» WHAT IS NEEDED
Print each of the entries exactly, leaving nothing out.

» MATERIAL TO PROCESS
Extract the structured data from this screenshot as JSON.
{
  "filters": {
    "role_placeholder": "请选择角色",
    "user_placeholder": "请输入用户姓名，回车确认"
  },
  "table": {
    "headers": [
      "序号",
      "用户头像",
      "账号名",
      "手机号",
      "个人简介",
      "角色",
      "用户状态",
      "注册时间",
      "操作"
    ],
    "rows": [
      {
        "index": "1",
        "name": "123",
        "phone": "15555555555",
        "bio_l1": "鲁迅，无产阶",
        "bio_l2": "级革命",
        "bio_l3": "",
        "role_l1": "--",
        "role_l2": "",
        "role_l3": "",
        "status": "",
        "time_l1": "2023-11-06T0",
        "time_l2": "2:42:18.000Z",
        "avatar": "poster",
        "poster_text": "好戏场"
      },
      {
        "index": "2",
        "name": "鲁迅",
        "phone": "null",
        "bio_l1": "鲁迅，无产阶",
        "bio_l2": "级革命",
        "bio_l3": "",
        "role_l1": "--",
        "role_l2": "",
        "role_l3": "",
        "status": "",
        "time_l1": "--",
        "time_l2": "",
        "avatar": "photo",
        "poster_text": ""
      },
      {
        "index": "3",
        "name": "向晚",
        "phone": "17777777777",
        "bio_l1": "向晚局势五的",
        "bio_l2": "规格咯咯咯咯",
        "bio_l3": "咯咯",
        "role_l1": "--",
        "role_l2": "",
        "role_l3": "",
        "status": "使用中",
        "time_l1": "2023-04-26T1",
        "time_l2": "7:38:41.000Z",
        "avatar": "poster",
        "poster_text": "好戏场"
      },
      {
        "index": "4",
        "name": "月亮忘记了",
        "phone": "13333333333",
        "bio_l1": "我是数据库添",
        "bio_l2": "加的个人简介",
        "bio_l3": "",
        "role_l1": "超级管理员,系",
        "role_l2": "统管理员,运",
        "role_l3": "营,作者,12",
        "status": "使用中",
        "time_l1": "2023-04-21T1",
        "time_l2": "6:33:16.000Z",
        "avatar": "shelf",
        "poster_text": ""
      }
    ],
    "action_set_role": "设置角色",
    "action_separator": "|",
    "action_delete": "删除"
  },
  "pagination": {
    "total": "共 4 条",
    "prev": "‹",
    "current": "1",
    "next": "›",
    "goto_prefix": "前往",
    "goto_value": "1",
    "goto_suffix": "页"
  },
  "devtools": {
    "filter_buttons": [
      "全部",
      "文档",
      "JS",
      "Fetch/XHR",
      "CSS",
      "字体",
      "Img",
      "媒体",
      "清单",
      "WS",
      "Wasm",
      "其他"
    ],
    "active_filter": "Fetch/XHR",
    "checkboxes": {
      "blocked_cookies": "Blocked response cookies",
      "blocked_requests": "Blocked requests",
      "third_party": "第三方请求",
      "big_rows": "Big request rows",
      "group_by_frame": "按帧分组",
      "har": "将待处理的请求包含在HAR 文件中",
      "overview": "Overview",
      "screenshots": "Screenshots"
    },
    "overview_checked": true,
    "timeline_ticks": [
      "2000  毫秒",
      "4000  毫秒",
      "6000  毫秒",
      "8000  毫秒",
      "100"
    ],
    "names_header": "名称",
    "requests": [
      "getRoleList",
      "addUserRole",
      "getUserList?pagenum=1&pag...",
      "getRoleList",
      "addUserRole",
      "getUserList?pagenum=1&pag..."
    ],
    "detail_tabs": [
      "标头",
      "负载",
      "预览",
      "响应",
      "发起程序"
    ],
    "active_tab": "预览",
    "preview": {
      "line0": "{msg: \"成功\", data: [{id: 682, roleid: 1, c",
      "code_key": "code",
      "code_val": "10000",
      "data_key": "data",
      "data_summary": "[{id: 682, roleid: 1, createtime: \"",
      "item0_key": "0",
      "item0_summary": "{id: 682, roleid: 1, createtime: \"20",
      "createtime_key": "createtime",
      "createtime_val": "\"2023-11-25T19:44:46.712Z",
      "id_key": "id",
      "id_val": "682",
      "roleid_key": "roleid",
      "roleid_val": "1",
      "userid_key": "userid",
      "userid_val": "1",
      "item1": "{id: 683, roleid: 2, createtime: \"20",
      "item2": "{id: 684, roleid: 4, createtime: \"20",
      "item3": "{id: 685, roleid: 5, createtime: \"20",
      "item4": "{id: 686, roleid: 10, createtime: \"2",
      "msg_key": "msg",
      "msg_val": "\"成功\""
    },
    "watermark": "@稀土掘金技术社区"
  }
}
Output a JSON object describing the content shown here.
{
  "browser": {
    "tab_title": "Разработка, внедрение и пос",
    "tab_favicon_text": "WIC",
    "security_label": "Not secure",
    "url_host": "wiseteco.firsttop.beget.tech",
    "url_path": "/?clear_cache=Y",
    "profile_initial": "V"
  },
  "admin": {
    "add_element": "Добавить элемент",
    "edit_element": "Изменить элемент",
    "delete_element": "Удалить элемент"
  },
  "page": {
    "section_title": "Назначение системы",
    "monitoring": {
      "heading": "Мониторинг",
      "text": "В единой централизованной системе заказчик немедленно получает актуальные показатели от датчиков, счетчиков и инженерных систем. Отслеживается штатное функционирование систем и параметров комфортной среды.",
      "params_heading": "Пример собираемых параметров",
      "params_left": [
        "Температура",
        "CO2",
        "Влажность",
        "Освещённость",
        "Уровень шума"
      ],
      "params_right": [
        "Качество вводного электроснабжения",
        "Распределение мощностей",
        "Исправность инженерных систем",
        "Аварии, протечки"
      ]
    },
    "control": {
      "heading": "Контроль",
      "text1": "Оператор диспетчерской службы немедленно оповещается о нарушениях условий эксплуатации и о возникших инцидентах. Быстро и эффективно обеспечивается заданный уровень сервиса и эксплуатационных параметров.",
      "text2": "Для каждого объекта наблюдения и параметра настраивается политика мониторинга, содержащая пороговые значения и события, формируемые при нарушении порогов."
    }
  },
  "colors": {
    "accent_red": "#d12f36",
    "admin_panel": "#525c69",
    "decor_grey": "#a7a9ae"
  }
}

» FINAL RESULT
Extract the structured data from this screenshot as JSON.
{
  "filters": {
    "role_placeholder": "请选择角色",
    "user_placeholder": "请输入用户姓名，回车确认"
  },
  "table": {
    "headers": [
      "序号",
      "用户头像",
      "账号名",
      "手机号",
      "个人简介",
      "角色",
      "用户状态",
      "注册时间",
      "操作"
    ],
    "rows": [
      {
        "index": "1",
        "name": "123",
        "phone": "15555555555",
        "bio_l1": "鲁迅，无产阶",
        "bio_l2": "级革命",
        "bio_l3": "",
        "role_l1": "--",
        "role_l2": "",
        "role_l3": "",
        "status": "",
        "time_l1": "2023-11-06T0",
        "time_l2": "2:42:18.000Z",
        "avatar": "poster",
        "poster_text": "好戏场"
      },
      {
        "index": "2",
        "name": "鲁迅",
        "phone": "null",
        "bio_l1": "鲁迅，无产阶",
        "bio_l2": "级革命",
        "bio_l3": "",
        "role_l1": "--",
        "role_l2": "",
        "role_l3": "",
        "status": "",
        "time_l1": "--",
        "time_l2": "",
        "avatar": "photo",
        "poster_text": ""
      },
      {
        "index": "3",
        "name": "向晚",
        "phone": "17777777777",
        "bio_l1": "向晚局势五的",
        "bio_l2": "规格咯咯咯咯",
        "bio_l3": "咯咯",
        "role_l1": "--",
        "role_l2": "",
        "role_l3": "",
        "status": "使用中",
        "time_l1": "2023-04-26T1",
        "time_l2": "7:38:41.000Z",
        "avatar": "poster",
        "poster_text": "好戏场"
      },
      {
        "index": "4",
        "name": "月亮忘记了",
        "phone": "13333333333",
        "bio_l1": "我是数据库添",
        "bio_l2": "加的个人简介",
        "bio_l3": "",
        "role_l1": "超级管理员,系",
        "role_l2": "统管理员,运",
        "role_l3": "营,作者,12",
        "status": "使用中",
        "time_l1": "2023-04-21T1",
        "time_l2": "6:33:16.000Z",
        "avatar": "shelf",
        "poster_text": ""
      }
    ],
    "action_set_role": "设置角色",
    "action_separator": "|",
    "action_delete": "删除"
  },
  "pagination": {
    "total": "共 4 条",
    "prev": "‹",
    "current": "1",
    "next": "›",
    "goto_prefix": "前往",
    "goto_value": "1",
    "goto_suffix": "页"
  },
  "devtools": {
    "filter_buttons": [
      "全部",
      "文档",
      "JS",
      "Fetch/XHR",
      "CSS",
      "字体",
      "Img",
      "媒体",
      "清单",
      "WS",
      "Wasm",
      "其他"
    ],
    "active_filter": "Fetch/XHR",
    "checkboxes": {
      "blocked_cookies": "Blocked response cookies",
      "blocked_requests": "Blocked requests",
      "third_party": "第三方请求",
      "big_rows": "Big request rows",
      "group_by_frame": "按帧分组",
      "har": "将待处理的请求包含在HAR 文件中",
      "overview": "Overview",
      "screenshots": "Screenshots"
    },
    "overview_checked": true,
    "timeline_ticks": [
      "2000  毫秒",
      "4000  毫秒",
      "6000  毫秒",
      "8000  毫秒",
      "100"
    ],
    "names_header": "名称",
    "requests": [
      "getRoleList",
      "addUserRole",
      "getUserList?pagenum=1&pag...",
      "getRoleList",
      "addUserRole",
      "getUserList?pagenum=1&pag..."
    ],
    "detail_tabs": [
      "标头",
      "负载",
      "预览",
      "响应",
      "发起程序"
    ],
    "active_tab": "预览",
    "preview": {
      "line0": "{msg: \"成功\", data: [{id: 682, roleid: 1, c",
      "code_key": "code",
      "code_val": "10000",
      "data_key": "data",
      "data_summary": "[{id: 682, roleid: 1, createtime: \"",
      "item0_key": "0",
      "item0_summary": "{id: 682, roleid: 1, createtime: \"20",
      "createtime_key": "createtime",
      "createtime_val": "\"2023-11-25T19:44:46.712Z",
      "id_key": "id",
      "id_val": "682",
      "roleid_key": "roleid",
      "roleid_val": "1",
      "userid_key": "userid",
      "userid_val": "1",
      "item1": "{id: 683, roleid: 2, createtime: \"20",
      "item2": "{id: 684, roleid: 4, createtime: \"20",
      "item3": "{id: 685, roleid: 5, createtime: \"20",
      "item4": "{id: 686, roleid: 10, createtime: \"2",
      "msg_key": "msg",
      "msg_val": "\"成功\""
    },
    "watermark": "@稀土掘金技术社区"
  }
}
Output a JSON object describing the content shown here.
{
  "browser": {
    "tab_title": "Разработка, внедрение и пос",
    "tab_favicon_text": "WIC",
    "security_label": "Not secure",
    "url_host": "wiseteco.firsttop.beget.tech",
    "url_path": "/?clear_cache=Y",
    "profile_initial": "V"
  },
  "admin": {
    "add_element": "Добавить элемент",
    "edit_element": "Изменить элемент",
    "delete_element": "Удалить элемент"
  },
  "page": {
    "section_title": "Назначение системы",
    "monitoring": {
      "heading": "Мониторинг",
      "text": "В единой централизованной системе заказчик немедленно получает актуальные показатели от датчиков, счетчиков и инженерных систем. Отслеживается штатное функционирование систем и параметров комфортной среды.",
      "params_heading": "Пример собираемых параметров",
      "params_left": [
        "Температура",
        "CO2",
        "Влажность",
        "Освещённость",
        "Уровень шума"
      ],
      "params_right": [
        "Качество вводного электроснабжения",
        "Распределение мощностей",
        "Исправность инженерных систем",
        "Аварии, протечки"
      ]
    },
    "control": {
      "heading": "Контроль",
      "text1": "Оператор диспетчерской службы немедленно оповещается о нарушениях условий эксплуатации и о возникших инцидентах. Быстро и эффективно обеспечивается заданный уровень сервиса и эксплуатационных параметров.",
      "text2": "Для каждого объекта наблюдения и параметра настраивается политика мониторинга, содержащая пороговые значения и события, формируемые при нарушении порогов."
    }
  },
  "colors": {
    "accent_red": "#d12f36",
    "admin_panel": "#525c69",
    "decor_grey": "#a7a9ae"
  }
}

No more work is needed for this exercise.